CHALLENGE: In the entries that follow, count each line containing "number" and state the total, nothing more.

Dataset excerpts

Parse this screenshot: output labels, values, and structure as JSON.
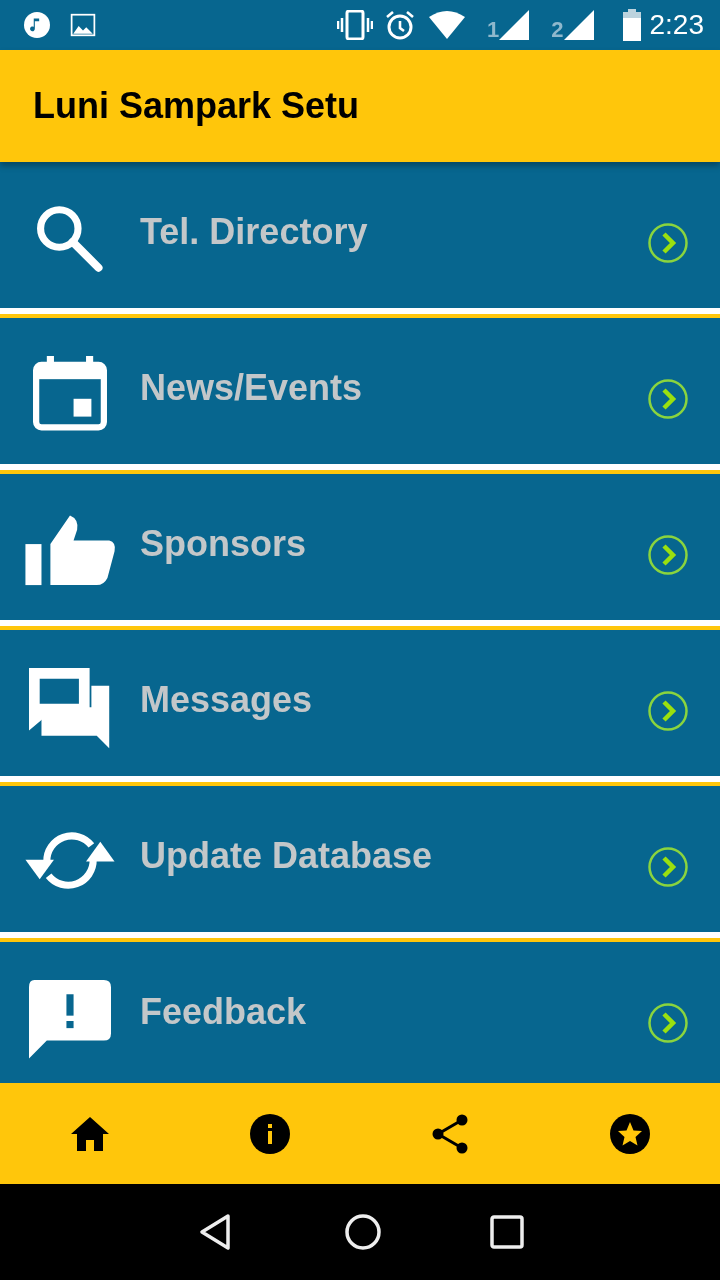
{
  "status_bar": {
    "sim_labels": [
      "1",
      "2"
    ],
    "time": "2:23"
  },
  "app_bar": {
    "title": "Luni Sampark Setu"
  },
  "menu": [
    {
      "label": "Tel. Directory",
      "kind": "search"
    },
    {
      "label": "News/Events",
      "kind": "calendar"
    },
    {
      "label": "Sponsors",
      "kind": "thumb"
    },
    {
      "label": "Messages",
      "kind": "chat"
    },
    {
      "label": "Update Database",
      "kind": "sync"
    },
    {
      "label": "Feedback",
      "kind": "feedback"
    }
  ],
  "bottom_nav": [
    {
      "kind": "home"
    },
    {
      "kind": "info"
    },
    {
      "kind": "share"
    },
    {
      "kind": "star"
    }
  ]
}
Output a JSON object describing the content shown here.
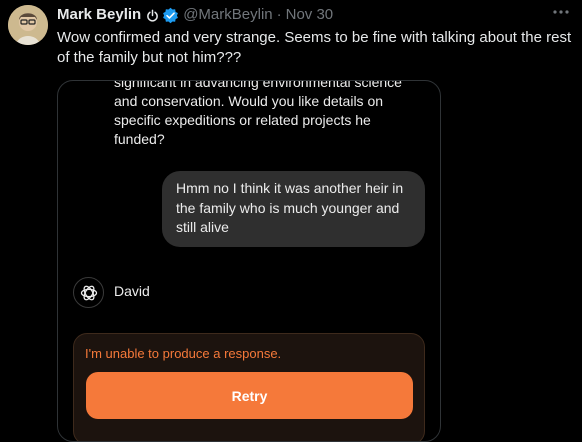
{
  "post": {
    "author_name": "Mark Beylin",
    "handle": "@MarkBeylin",
    "separator": "·",
    "date": "Nov 30",
    "more_icon": "more-horizontal-icon",
    "text": "Wow confirmed and very strange. Seems to be fine with talking about the rest of the family but not him???"
  },
  "colors": {
    "background": "#000000",
    "verified": "#1d9bf0",
    "accent_orange": "#f5793a",
    "bubble": "#2f2f2f",
    "muted": "#71767b"
  },
  "chat": {
    "assistant_lines": [
      "significant in advancing environmental science",
      "and conservation. Would you like details on",
      "specific expeditions or related projects he",
      "funded?"
    ],
    "user_lines": [
      "Hmm no I think it was another heir in",
      "the family who is much younger and",
      "still alive"
    ],
    "bot_icon": "openai-logo-icon",
    "bot_name": "David",
    "error_message": "I'm unable to produce a response.",
    "retry_label": "Retry"
  }
}
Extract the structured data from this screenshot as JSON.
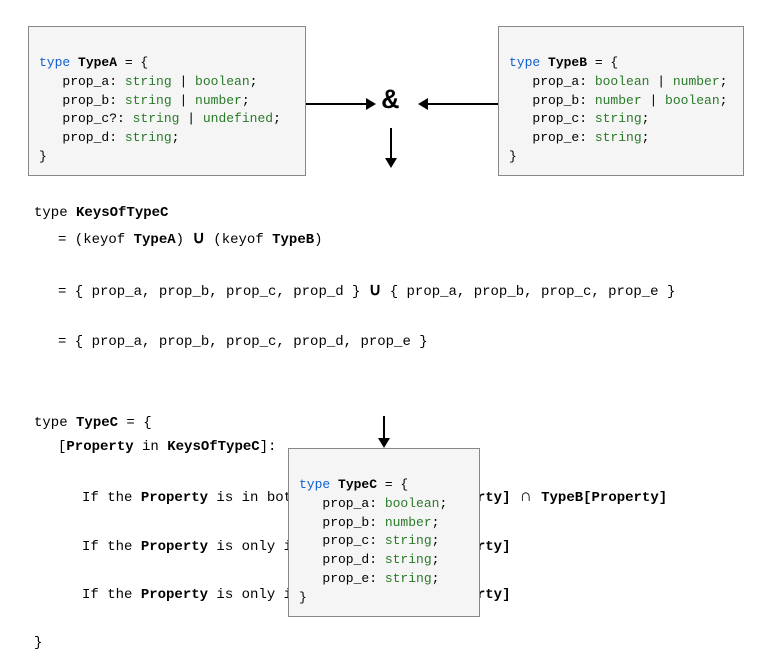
{
  "amp": "&",
  "boxA": {
    "l1_kw": "type",
    "l1_name": " TypeA",
    "l1_rest": " = {",
    "l2_a": "   prop_a: ",
    "l2_t1": "string",
    "l2_b": " | ",
    "l2_t2": "boolean",
    "l2_c": ";",
    "l3_a": "   prop_b: ",
    "l3_t1": "string",
    "l3_b": " | ",
    "l3_t2": "number",
    "l3_c": ";",
    "l4_a": "   prop_c?: ",
    "l4_t1": "string",
    "l4_b": " | ",
    "l4_t2": "undefined",
    "l4_c": ";",
    "l5_a": "   prop_d: ",
    "l5_t1": "string",
    "l5_c": ";",
    "l6": "}"
  },
  "boxB": {
    "l1_kw": "type",
    "l1_name": " TypeB",
    "l1_rest": " = {",
    "l2_a": "   prop_a: ",
    "l2_t1": "boolean",
    "l2_b": " | ",
    "l2_t2": "number",
    "l2_c": ";",
    "l3_a": "   prop_b: ",
    "l3_t1": "number",
    "l3_b": " | ",
    "l3_t2": "boolean",
    "l3_c": ";",
    "l4_a": "   prop_c: ",
    "l4_t1": "string",
    "l4_c": ";",
    "l5_a": "   prop_e: ",
    "l5_t1": "string",
    "l5_c": ";",
    "l6": "}"
  },
  "mid": {
    "k1_a": "type ",
    "k1_b": "KeysOfTypeC",
    "k2_a": "= (keyof ",
    "k2_b": "TypeA",
    "k2_c": ") ",
    "k2_op": "∪",
    "k2_d": " (keyof ",
    "k2_e": "TypeB",
    "k2_f": ")",
    "k3_a": "= { prop_a, prop_b, prop_c, prop_d } ",
    "k3_op": "∪",
    "k3_b": " { prop_a, prop_b, prop_c, prop_e }",
    "k4": "= { prop_a, prop_b, prop_c, prop_d, prop_e }",
    "c1_a": "type ",
    "c1_b": "TypeC",
    "c1_c": " = {",
    "c2_a": "[",
    "c2_b": "Property",
    "c2_c": " in ",
    "c2_d": "KeysOfTypeC",
    "c2_e": "]:",
    "r1_a": "If the ",
    "r1_b": "Property",
    "r1_c": " is in both Types => ",
    "r1_d": "TypeA[Property]",
    "r1_op": " ∩ ",
    "r1_e": "TypeB[Property]",
    "r2_a": "If the ",
    "r2_b": "Property",
    "r2_c": " is only in TypeA => ",
    "r2_d": "TypeA[Property]",
    "r3_a": "If the ",
    "r3_b": "Property",
    "r3_c": " is only in TypeB => ",
    "r3_d": "TypeB[Property]",
    "close": "}"
  },
  "boxC": {
    "l1_kw": "type",
    "l1_name": " TypeC",
    "l1_rest": " = {",
    "l2_a": "   prop_a: ",
    "l2_t": "boolean",
    "l2_c": ";",
    "l3_a": "   prop_b: ",
    "l3_t": "number",
    "l3_c": ";",
    "l4_a": "   prop_c: ",
    "l4_t": "string",
    "l4_c": ";",
    "l5_a": "   prop_d: ",
    "l5_t": "string",
    "l5_c": ";",
    "l6_a": "   prop_e: ",
    "l6_t": "string",
    "l6_c": ";",
    "l7": "}"
  }
}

OUTPUT OF THE EXERCISE: 4